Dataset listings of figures
####################

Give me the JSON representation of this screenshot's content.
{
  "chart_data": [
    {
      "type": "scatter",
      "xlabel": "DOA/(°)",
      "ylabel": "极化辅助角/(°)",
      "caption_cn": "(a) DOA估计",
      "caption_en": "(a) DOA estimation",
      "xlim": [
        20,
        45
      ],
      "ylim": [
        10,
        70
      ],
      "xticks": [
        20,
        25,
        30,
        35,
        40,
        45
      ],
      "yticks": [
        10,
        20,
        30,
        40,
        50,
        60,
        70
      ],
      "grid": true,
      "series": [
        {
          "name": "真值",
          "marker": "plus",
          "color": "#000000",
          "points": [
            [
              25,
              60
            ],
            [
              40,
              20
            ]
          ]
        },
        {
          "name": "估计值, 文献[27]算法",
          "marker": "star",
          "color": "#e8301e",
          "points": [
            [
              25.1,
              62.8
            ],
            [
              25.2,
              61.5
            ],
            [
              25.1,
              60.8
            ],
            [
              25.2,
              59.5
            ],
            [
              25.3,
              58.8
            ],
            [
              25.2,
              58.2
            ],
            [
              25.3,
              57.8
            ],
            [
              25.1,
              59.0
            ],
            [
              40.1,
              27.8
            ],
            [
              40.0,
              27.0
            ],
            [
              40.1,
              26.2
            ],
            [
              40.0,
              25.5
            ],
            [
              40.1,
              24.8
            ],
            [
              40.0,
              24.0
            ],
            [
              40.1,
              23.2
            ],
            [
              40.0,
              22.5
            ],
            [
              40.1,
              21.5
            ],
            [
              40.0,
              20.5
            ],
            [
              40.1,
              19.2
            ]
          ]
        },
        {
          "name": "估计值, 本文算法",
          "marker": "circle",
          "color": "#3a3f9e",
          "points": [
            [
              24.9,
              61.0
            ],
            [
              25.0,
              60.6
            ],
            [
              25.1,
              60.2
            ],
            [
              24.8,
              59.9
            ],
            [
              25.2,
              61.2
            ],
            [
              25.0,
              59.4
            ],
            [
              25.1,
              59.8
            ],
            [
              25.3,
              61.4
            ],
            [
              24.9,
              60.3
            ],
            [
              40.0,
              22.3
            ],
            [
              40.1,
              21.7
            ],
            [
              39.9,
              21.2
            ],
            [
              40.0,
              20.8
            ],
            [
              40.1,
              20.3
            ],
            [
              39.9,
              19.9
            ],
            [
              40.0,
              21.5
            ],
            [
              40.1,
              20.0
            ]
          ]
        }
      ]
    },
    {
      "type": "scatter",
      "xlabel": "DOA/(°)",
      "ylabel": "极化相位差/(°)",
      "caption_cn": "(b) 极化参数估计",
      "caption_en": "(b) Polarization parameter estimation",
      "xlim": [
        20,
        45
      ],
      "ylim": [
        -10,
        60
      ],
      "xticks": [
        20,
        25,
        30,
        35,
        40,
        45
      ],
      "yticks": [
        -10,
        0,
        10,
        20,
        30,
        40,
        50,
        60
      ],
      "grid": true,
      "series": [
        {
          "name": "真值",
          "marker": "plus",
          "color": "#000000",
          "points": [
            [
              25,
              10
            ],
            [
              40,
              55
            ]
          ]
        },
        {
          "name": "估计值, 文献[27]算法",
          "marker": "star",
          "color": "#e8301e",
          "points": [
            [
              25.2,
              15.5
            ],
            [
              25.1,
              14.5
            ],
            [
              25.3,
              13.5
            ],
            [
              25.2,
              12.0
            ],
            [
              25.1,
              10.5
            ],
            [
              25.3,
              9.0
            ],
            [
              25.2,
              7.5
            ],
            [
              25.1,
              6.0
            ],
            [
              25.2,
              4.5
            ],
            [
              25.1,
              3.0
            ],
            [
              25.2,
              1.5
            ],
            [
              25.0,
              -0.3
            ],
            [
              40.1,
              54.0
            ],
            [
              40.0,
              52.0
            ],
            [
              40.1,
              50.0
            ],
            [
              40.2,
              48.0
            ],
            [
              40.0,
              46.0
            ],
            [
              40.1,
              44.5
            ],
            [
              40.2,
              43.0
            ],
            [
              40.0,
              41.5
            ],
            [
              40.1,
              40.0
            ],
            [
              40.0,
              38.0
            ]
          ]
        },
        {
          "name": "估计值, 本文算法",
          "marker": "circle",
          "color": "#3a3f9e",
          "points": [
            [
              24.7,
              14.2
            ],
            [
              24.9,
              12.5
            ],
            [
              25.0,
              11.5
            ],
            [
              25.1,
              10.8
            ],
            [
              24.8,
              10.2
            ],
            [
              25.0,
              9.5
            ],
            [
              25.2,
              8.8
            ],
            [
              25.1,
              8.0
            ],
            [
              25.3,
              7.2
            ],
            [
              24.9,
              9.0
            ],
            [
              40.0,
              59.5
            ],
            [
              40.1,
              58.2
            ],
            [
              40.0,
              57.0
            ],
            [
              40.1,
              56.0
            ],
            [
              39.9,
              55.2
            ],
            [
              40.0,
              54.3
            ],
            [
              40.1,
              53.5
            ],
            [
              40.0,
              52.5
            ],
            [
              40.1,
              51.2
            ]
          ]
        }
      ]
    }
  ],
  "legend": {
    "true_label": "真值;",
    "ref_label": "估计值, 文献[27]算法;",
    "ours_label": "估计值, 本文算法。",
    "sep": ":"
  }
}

####################

#### What to produce
Return every entry exactly as given.

#### Correct result
Give me the JSON representation of this screenshot's content.
{
  "chart_data": [
    {
      "type": "scatter",
      "xlabel": "DOA/(°)",
      "ylabel": "极化辅助角/(°)",
      "caption_cn": "(a) DOA估计",
      "caption_en": "(a) DOA estimation",
      "xlim": [
        20,
        45
      ],
      "ylim": [
        10,
        70
      ],
      "xticks": [
        20,
        25,
        30,
        35,
        40,
        45
      ],
      "yticks": [
        10,
        20,
        30,
        40,
        50,
        60,
        70
      ],
      "grid": true,
      "series": [
        {
          "name": "真值",
          "marker": "plus",
          "color": "#000000",
          "points": [
            [
              25,
              60
            ],
            [
              40,
              20
            ]
          ]
        },
        {
          "name": "估计值, 文献[27]算法",
          "marker": "star",
          "color": "#e8301e",
          "points": [
            [
              25.1,
              62.8
            ],
            [
              25.2,
              61.5
            ],
            [
              25.1,
              60.8
            ],
            [
              25.2,
              59.5
            ],
            [
              25.3,
              58.8
            ],
            [
              25.2,
              58.2
            ],
            [
              25.3,
              57.8
            ],
            [
              25.1,
              59.0
            ],
            [
              40.1,
              27.8
            ],
            [
              40.0,
              27.0
            ],
            [
              40.1,
              26.2
            ],
            [
              40.0,
              25.5
            ],
            [
              40.1,
              24.8
            ],
            [
              40.0,
              24.0
            ],
            [
              40.1,
              23.2
            ],
            [
              40.0,
              22.5
            ],
            [
              40.1,
              21.5
            ],
            [
              40.0,
              20.5
            ],
            [
              40.1,
              19.2
            ]
          ]
        },
        {
          "name": "估计值, 本文算法",
          "marker": "circle",
          "color": "#3a3f9e",
          "points": [
            [
              24.9,
              61.0
            ],
            [
              25.0,
              60.6
            ],
            [
              25.1,
              60.2
            ],
            [
              24.8,
              59.9
            ],
            [
              25.2,
              61.2
            ],
            [
              25.0,
              59.4
            ],
            [
              25.1,
              59.8
            ],
            [
              25.3,
              61.4
            ],
            [
              24.9,
              60.3
            ],
            [
              40.0,
              22.3
            ],
            [
              40.1,
              21.7
            ],
            [
              39.9,
              21.2
            ],
            [
              40.0,
              20.8
            ],
            [
              40.1,
              20.3
            ],
            [
              39.9,
              19.9
            ],
            [
              40.0,
              21.5
            ],
            [
              40.1,
              20.0
            ]
          ]
        }
      ]
    },
    {
      "type": "scatter",
      "xlabel": "DOA/(°)",
      "ylabel": "极化相位差/(°)",
      "caption_cn": "(b) 极化参数估计",
      "caption_en": "(b) Polarization parameter estimation",
      "xlim": [
        20,
        45
      ],
      "ylim": [
        -10,
        60
      ],
      "xticks": [
        20,
        25,
        30,
        35,
        40,
        45
      ],
      "yticks": [
        -10,
        0,
        10,
        20,
        30,
        40,
        50,
        60
      ],
      "grid": true,
      "series": [
        {
          "name": "真值",
          "marker": "plus",
          "color": "#000000",
          "points": [
            [
              25,
              10
            ],
            [
              40,
              55
            ]
          ]
        },
        {
          "name": "估计值, 文献[27]算法",
          "marker": "star",
          "color": "#e8301e",
          "points": [
            [
              25.2,
              15.5
            ],
            [
              25.1,
              14.5
            ],
            [
              25.3,
              13.5
            ],
            [
              25.2,
              12.0
            ],
            [
              25.1,
              10.5
            ],
            [
              25.3,
              9.0
            ],
            [
              25.2,
              7.5
            ],
            [
              25.1,
              6.0
            ],
            [
              25.2,
              4.5
            ],
            [
              25.1,
              3.0
            ],
            [
              25.2,
              1.5
            ],
            [
              25.0,
              -0.3
            ],
            [
              40.1,
              54.0
            ],
            [
              40.0,
              52.0
            ],
            [
              40.1,
              50.0
            ],
            [
              40.2,
              48.0
            ],
            [
              40.0,
              46.0
            ],
            [
              40.1,
              44.5
            ],
            [
              40.2,
              43.0
            ],
            [
              40.0,
              41.5
            ],
            [
              40.1,
              40.0
            ],
            [
              40.0,
              38.0
            ]
          ]
        },
        {
          "name": "估计值, 本文算法",
          "marker": "circle",
          "color": "#3a3f9e",
          "points": [
            [
              24.7,
              14.2
            ],
            [
              24.9,
              12.5
            ],
            [
              25.0,
              11.5
            ],
            [
              25.1,
              10.8
            ],
            [
              24.8,
              10.2
            ],
            [
              25.0,
              9.5
            ],
            [
              25.2,
              8.8
            ],
            [
              25.1,
              8.0
            ],
            [
              25.3,
              7.2
            ],
            [
              24.9,
              9.0
            ],
            [
              40.0,
              59.5
            ],
            [
              40.1,
              58.2
            ],
            [
              40.0,
              57.0
            ],
            [
              40.1,
              56.0
            ],
            [
              39.9,
              55.2
            ],
            [
              40.0,
              54.3
            ],
            [
              40.1,
              53.5
            ],
            [
              40.0,
              52.5
            ],
            [
              40.1,
              51.2
            ]
          ]
        }
      ]
    }
  ],
  "legend": {
    "true_label": "真值;",
    "ref_label": "估计值, 文献[27]算法;",
    "ours_label": "估计值, 本文算法。",
    "sep": ":"
  }
}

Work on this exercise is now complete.